Dataset items
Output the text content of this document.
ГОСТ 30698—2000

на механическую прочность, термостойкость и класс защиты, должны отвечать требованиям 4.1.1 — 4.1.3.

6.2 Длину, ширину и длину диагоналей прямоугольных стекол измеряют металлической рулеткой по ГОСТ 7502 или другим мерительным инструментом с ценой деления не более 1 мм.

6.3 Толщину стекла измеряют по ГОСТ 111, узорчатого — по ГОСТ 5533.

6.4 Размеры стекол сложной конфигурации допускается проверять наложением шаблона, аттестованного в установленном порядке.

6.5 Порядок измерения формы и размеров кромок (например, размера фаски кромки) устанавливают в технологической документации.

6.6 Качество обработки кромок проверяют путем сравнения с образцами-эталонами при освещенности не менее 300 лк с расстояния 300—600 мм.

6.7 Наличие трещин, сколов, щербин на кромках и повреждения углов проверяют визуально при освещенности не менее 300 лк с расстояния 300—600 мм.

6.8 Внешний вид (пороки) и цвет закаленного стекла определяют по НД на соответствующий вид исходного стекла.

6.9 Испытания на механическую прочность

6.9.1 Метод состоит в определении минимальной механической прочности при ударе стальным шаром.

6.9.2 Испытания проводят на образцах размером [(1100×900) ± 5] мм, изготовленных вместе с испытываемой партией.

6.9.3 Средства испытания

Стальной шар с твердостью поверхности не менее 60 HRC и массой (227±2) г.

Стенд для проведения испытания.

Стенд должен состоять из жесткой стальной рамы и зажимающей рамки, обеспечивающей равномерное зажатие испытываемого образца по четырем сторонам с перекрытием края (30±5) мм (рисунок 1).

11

Problem:
Write out every line of the material again, exactly as it reads.

Completed exercise:
Output the text content of this document.
ГОСТ 30698—2000

на механическую прочность, термостойкость и класс защиты, должны отвечать требованиям 4.1.1 — 4.1.3.

6.2 Длину, ширину и длину диагоналей прямоугольных стекол измеряют металлической рулеткой по ГОСТ 7502 или другим мерительным инструментом с ценой деления не более 1 мм.

6.3 Толщину стекла измеряют по ГОСТ 111, узорчатого — по ГОСТ 5533.

6.4 Размеры стекол сложной конфигурации допускается проверять наложением шаблона, аттестованного в установленном порядке.

6.5 Порядок измерения формы и размеров кромок (например, размера фаски кромки) устанавливают в технологической документации.

6.6 Качество обработки кромок проверяют путем сравнения с образцами-эталонами при освещенности не менее 300 лк с расстояния 300—600 мм.

6.7 Наличие трещин, сколов, щербин на кромках и повреждения углов проверяют визуально при освещенности не менее 300 лк с расстояния 300—600 мм.

6.8 Внешний вид (пороки) и цвет закаленного стекла определяют по НД на соответствующий вид исходного стекла.

6.9 Испытания на механическую прочность

6.9.1 Метод состоит в определении минимальной механической прочности при ударе стальным шаром.

6.9.2 Испытания проводят на образцах размером [(1100×900) ± 5] мм, изготовленных вместе с испытываемой партией.

6.9.3 Средства испытания

Стальной шар с твердостью поверхности не менее 60 HRC и массой (227±2) г.

Стенд для проведения испытания.

Стенд должен состоять из жесткой стальной рамы и зажимающей рамки, обеспечивающей равномерное зажатие испытываемого образца по четырем сторонам с перекрытием края (30±5) мм (рисунок 1).

11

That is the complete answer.